Exercise:
Copy the listing below word for word, beginning with its first line and stopping after the line that contains "- svg-text:2023/7/11/11UTC (5LT), Tuesday: 2023/7/11/11UTC".

· · · · ·

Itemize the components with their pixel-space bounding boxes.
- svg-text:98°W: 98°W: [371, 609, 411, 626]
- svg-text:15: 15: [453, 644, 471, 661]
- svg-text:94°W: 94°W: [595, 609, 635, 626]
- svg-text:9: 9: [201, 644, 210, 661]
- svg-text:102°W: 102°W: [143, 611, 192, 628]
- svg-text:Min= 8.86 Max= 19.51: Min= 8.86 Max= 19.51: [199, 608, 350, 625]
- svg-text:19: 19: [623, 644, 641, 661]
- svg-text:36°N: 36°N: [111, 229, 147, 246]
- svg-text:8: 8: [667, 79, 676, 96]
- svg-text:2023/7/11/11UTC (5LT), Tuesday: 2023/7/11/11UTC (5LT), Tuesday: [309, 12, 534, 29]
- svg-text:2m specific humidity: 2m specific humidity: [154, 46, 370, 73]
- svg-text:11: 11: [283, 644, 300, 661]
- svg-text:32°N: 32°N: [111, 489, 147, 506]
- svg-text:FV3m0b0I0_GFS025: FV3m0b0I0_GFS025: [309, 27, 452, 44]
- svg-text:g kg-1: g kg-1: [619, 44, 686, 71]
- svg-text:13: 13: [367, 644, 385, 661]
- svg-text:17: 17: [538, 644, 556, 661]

· · · · ·

Task result:
Itemize the components with their pixel-space bounding boxes.
- svg-text:98°W: 98°W: [371, 609, 411, 626]
- svg-text:15: 15: [453, 644, 471, 661]
- svg-text:94°W: 94°W: [595, 609, 635, 626]
- svg-text:9: 9: [201, 644, 210, 661]
- svg-text:102°W: 102°W: [143, 611, 192, 628]
- svg-text:Min= 8.86 Max= 19.51: Min= 8.86 Max= 19.51: [199, 608, 350, 625]
- svg-text:19: 19: [623, 644, 641, 661]
- svg-text:36°N: 36°N: [111, 229, 147, 246]
- svg-text:8: 8: [667, 79, 676, 96]
- svg-text:2023/7/11/11UTC (5LT), Tuesday: 2023/7/11/11UTC (5LT), Tuesday: [309, 12, 534, 29]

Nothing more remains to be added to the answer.